TO BE DONE - Select the lines that hold the word "text" and copy each one.

[Dataset entries]
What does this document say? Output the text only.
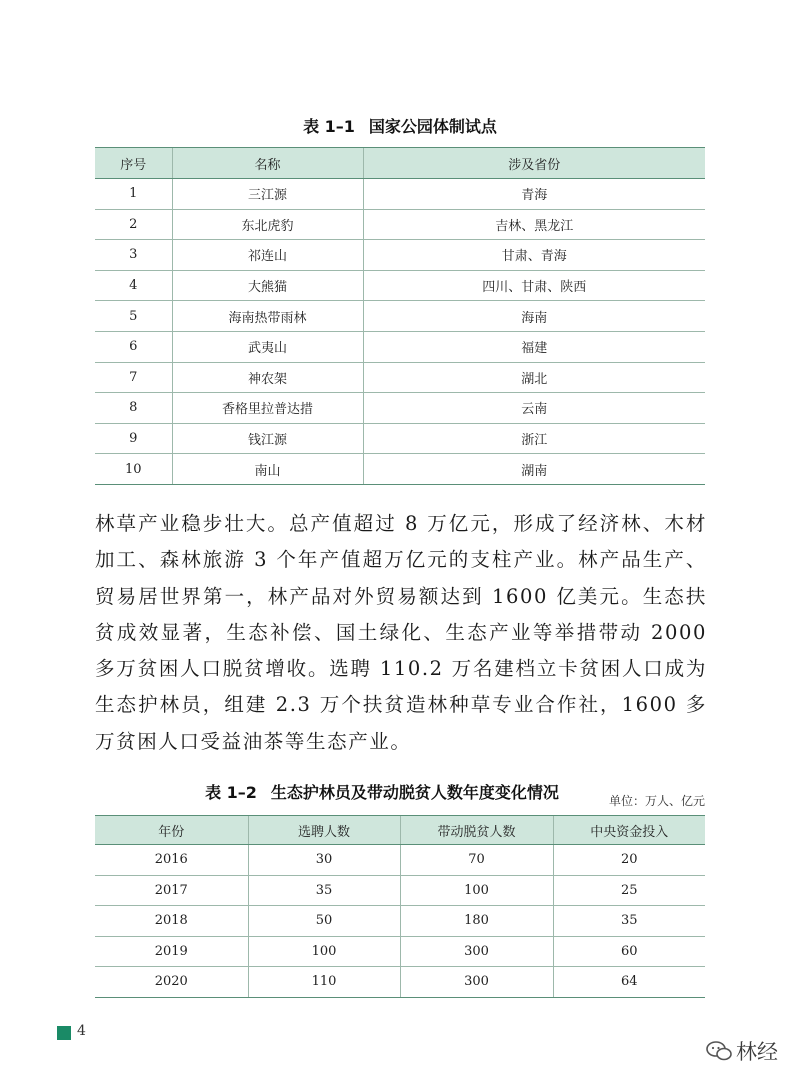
表 1–1 国家公园体制试点
序号	名称	涉及省份
1	三江源	青海
2	东北虎豹	吉林、黑龙江
3	祁连山	甘肃、青海
4	大熊猫	四川、甘肃、陕西
5	海南热带雨林	海南
6	武夷山	福建
7	神农架	湖北
8	香格里拉普达措	云南
9	钱江源	浙江
10	南山	湖南

林草产业稳步壮大。总产值超过 8 万亿元，形成了经济林、木材加工、森林旅游 3 个年产值超万亿元的支柱产业。林产品生产、贸易居世界第一，林产品对外贸易额达到 1600 亿美元。生态扶贫成效显著，生态补偿、国土绿化、生态产业等举措带动 2000 多万贫困人口脱贫增收。选聘 110.2 万名建档立卡贫困人口成为生态护林员，组建 2.3 万个扶贫造林种草专业合作社，1600 多万贫困人口受益油茶等生态产业。

表 1–2 生态护林员及带动脱贫人数年度变化情况	单位：万人、亿元
年份	选聘人数	带动脱贫人数	中央资金投入
2016	30	70	20
2017	35	100	25
2018	50	180	35
2019	100	300	60
2020	110	300	64
4
林经
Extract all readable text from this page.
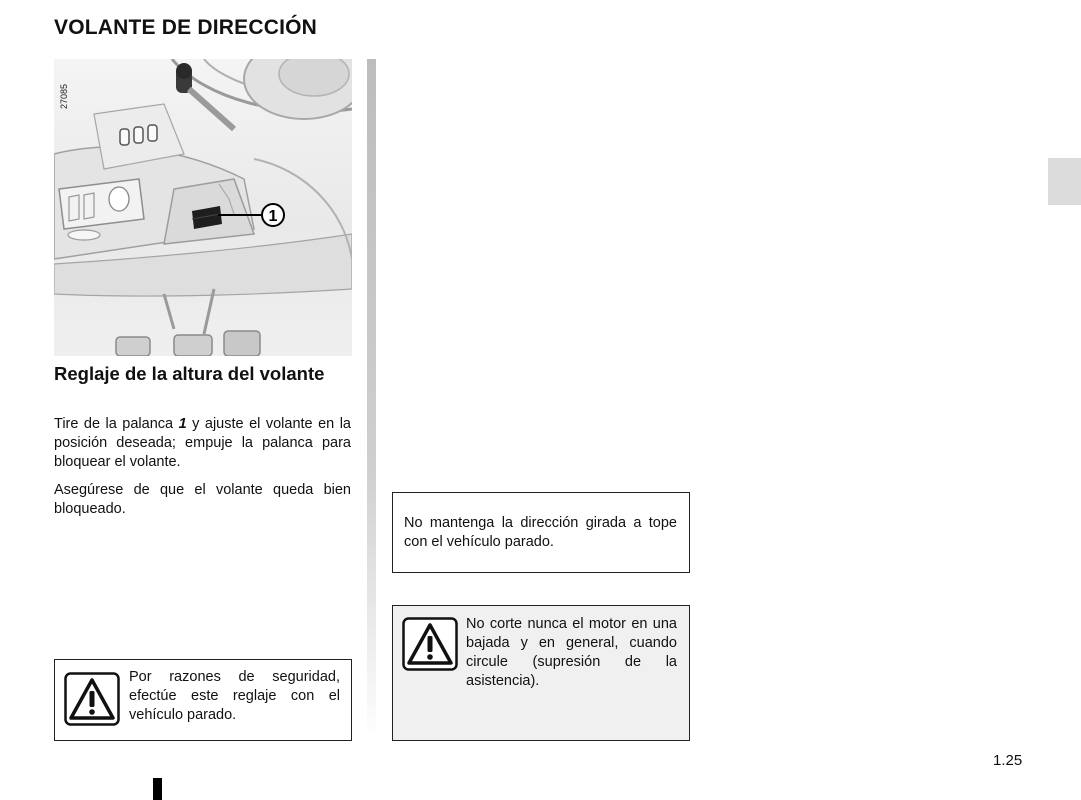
VOLANTE DE DIRECCIÓN
1
27085
Reglaje de la altura del volante
Tire de la palanca 1 y ajuste el volante en la posición deseada; empuje la palanca para bloquear el volante.
Asegúrese de que el volante queda bien bloqueado.
Por razones de seguridad, efectúe este reglaje con el vehículo parado.
No mantenga la dirección girada a tope con el vehículo parado.
No corte nunca el motor en una bajada y en general, cuando circule (supresión de la asistencia).
1.25
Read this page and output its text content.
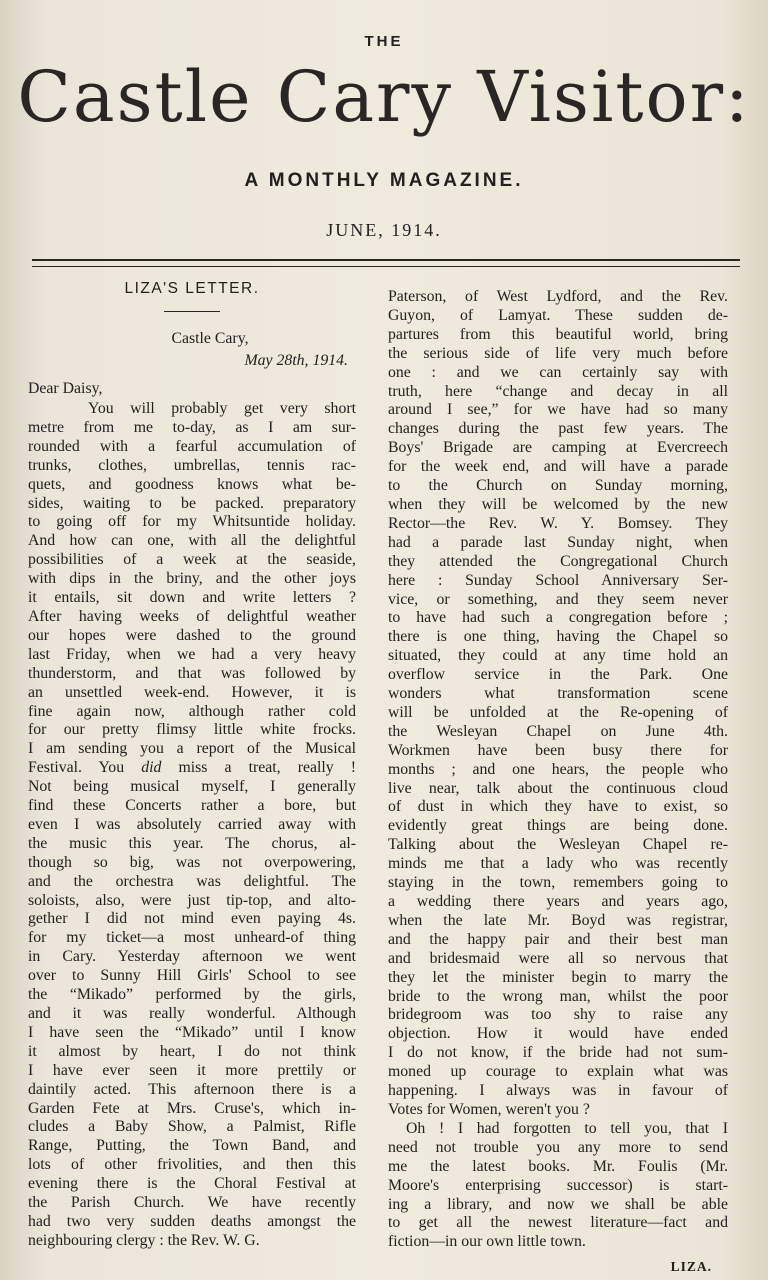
THE
Castle Cary Visitor:
A MONTHLY MAGAZINE.
JUNE, 1914.
LIZA'S LETTER.
Castle Cary,
May 28th, 1914.
Dear Daisy,
You will probably get very short
metre from me to-day, as I am sur-
rounded with a fearful accumulation of
trunks, clothes, umbrellas, tennis rac-
quets, and goodness knows what be-
sides, waiting to be packed. preparatory
to going off for my Whitsuntide holiday.
And how can one, with all the delightful
possibilities of a week at the seaside,
with dips in the briny, and the other joys
it entails, sit down and write letters ?
After having weeks of delightful weather
our hopes were dashed to the ground
last Friday, when we had a very heavy
thunderstorm, and that was followed by
an unsettled week-end. However, it is
fine again now, although rather cold
for our pretty flimsy little white frocks.
I am sending you a report of the Musical
Festival. You did miss a treat, really !
Not being musical myself, I generally
find these Concerts rather a bore, but
even I was absolutely carried away with
the music this year. The chorus, al-
though so big, was not overpowering,
and the orchestra was delightful. The
soloists, also, were just tip-top, and alto-
gether I did not mind even paying 4s.
for my ticket—a most unheard-of thing
in Cary. Yesterday afternoon we went
over to Sunny Hill Girls' School to see
the “Mikado” performed by the girls,
and it was really wonderful. Although
I have seen the “Mikado” until I know
it almost by heart, I do not think
I have ever seen it more prettily or
daintily acted. This afternoon there is a
Garden Fete at Mrs. Cruse's, which in-
cludes a Baby Show, a Palmist, Rifle
Range, Putting, the Town Band, and
lots of other frivolities, and then this
evening there is the Choral Festival at
the Parish Church. We have recently
had two very sudden deaths amongst the
neighbouring clergy : the Rev. W. G.
Paterson, of West Lydford, and the Rev.
Guyon, of Lamyat. These sudden de-
partures from this beautiful world, bring
the serious side of life very much before
one : and we can certainly say with
truth, here “change and decay in all
around I see,” for we have had so many
changes during the past few years. The
Boys' Brigade are camping at Evercreech
for the week end, and will have a parade
to the Church on Sunday morning,
when they will be welcomed by the new
Rector—the Rev. W. Y. Bomsey. They
had a parade last Sunday night, when
they attended the Congregational Church
here : Sunday School Anniversary Ser-
vice, or something, and they seem never
to have had such a congregation before ;
there is one thing, having the Chapel so
situated, they could at any time hold an
overflow service in the Park. One
wonders what transformation scene
will be unfolded at the Re-opening of
the Wesleyan Chapel on June 4th.
Workmen have been busy there for
months ; and one hears, the people who
live near, talk about the continuous cloud
of dust in which they have to exist, so
evidently great things are being done.
Talking about the Wesleyan Chapel re-
minds me that a lady who was recently
staying in the town, remembers going to
a wedding there years and years ago,
when the late Mr. Boyd was registrar,
and the happy pair and their best man
and bridesmaid were all so nervous that
they let the minister begin to marry the
bride to the wrong man, whilst the poor
bridegroom was too shy to raise any
objection. How it would have ended
I do not know, if the bride had not sum-
moned up courage to explain what was
happening. I always was in favour of
Votes for Women, weren't you ?
Oh ! I had forgotten to tell you, that I
need not trouble you any more to send
me the latest books. Mr. Foulis (Mr.
Moore's enterprising successor) is start-
ing a library, and now we shall be able
to get all the newest literature—fact and
fiction—in our own little town.
LIZA.
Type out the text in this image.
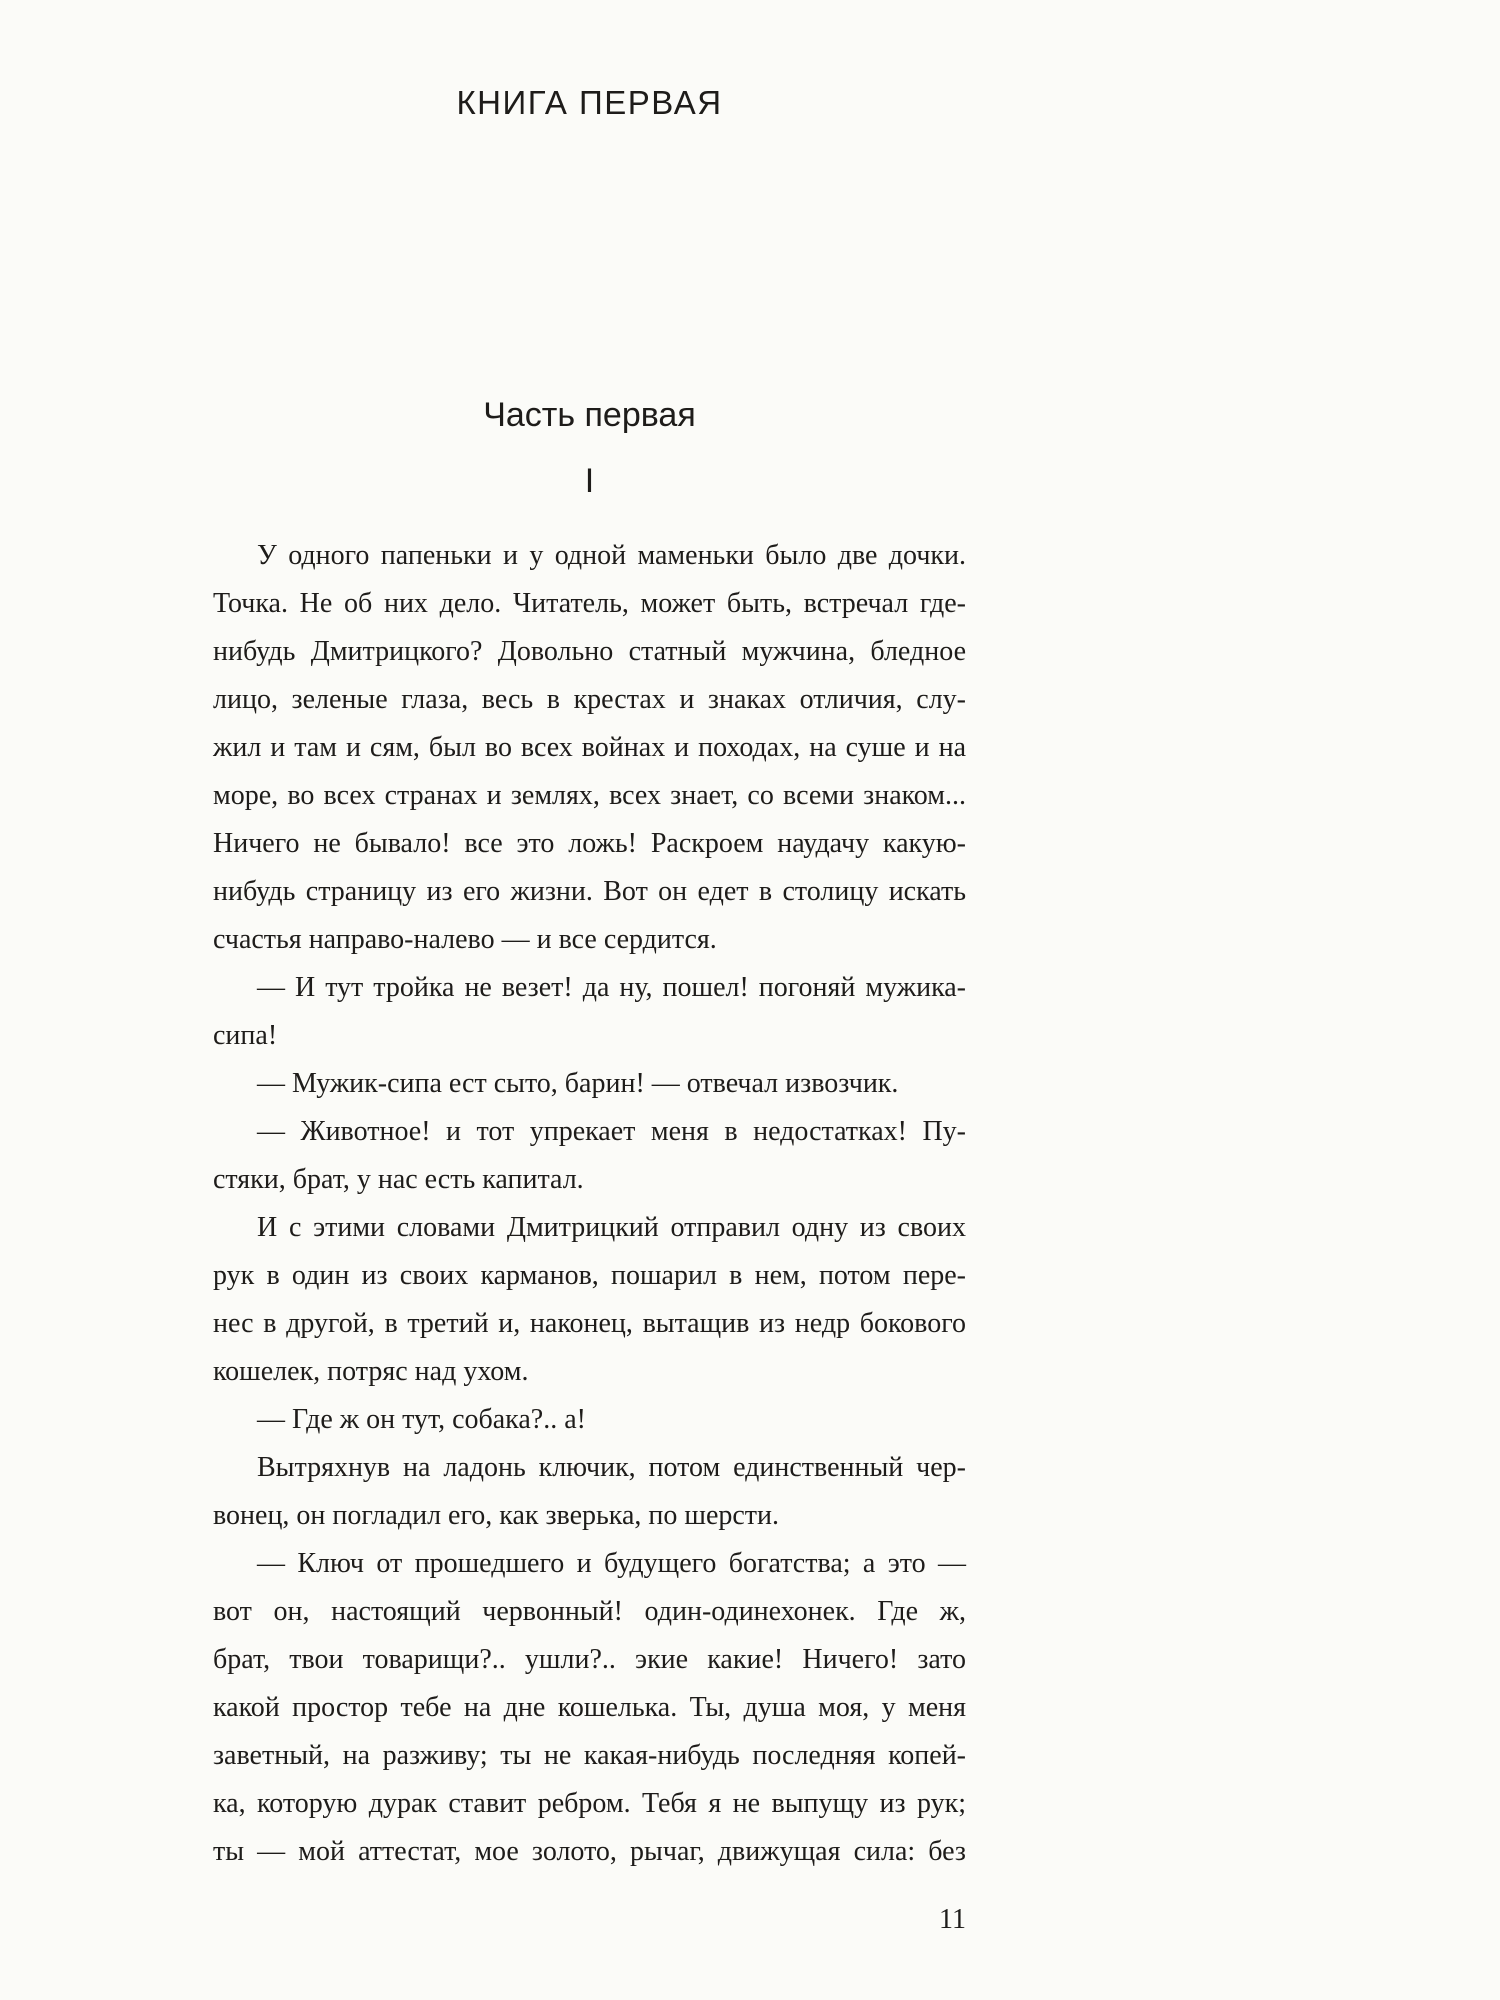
КНИГА ПЕРВАЯ
Часть первая
I
У одного папеньки и у одной маменьки было две дочки.
Точка. Не об них дело. Читатель, может быть, встречал где-
нибудь Дмитрицкого? Довольно статный мужчина, бледное
лицо, зеленые глаза, весь в крестах и знаках отличия, слу-
жил и там и сям, был во всех войнах и походах, на суше и на
море, во всех странах и землях, всех знает, со всеми знаком...
Ничего не бывало! все это ложь! Раскроем наудачу какую-
нибудь страницу из его жизни. Вот он едет в столицу искать
счастья направо-налево — и все сердится.
— И тут тройка не везет! да ну, пошел! погоняй мужика-
сипа!
— Мужик-сипа ест сыто, барин! — отвечал извозчик.
— Животное! и тот упрекает меня в недостатках! Пу-
стяки, брат, у нас есть капитал.
И с этими словами Дмитрицкий отправил одну из своих
рук в один из своих карманов, пошарил в нем, потом пере-
нес в другой, в третий и, наконец, вытащив из недр бокового
кошелек, потряс над ухом.
— Где ж он тут, собака?.. а!
Вытряхнув на ладонь ключик, потом единственный чер-
вонец, он погладил его, как зверька, по шерсти.
— Ключ от прошедшего и будущего богатства; а это —
вот он, настоящий червонный! один-одинехонек. Где ж,
брат, твои товарищи?.. ушли?.. экие какие! Ничего! зато
какой простор тебе на дне кошелька. Ты, душа моя, у меня
заветный, на разживу; ты не какая-нибудь последняя копей-
ка, которую дурак ставит ребром. Тебя я не выпущу из рук;
ты — мой аттестат, мое золото, рычаг, движущая сила: без
11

WRITTEN REPLY -
What does this document say? Output the text only.
Extract all readable text from this page.
Read this page and output its text content.
Type out the text in this image.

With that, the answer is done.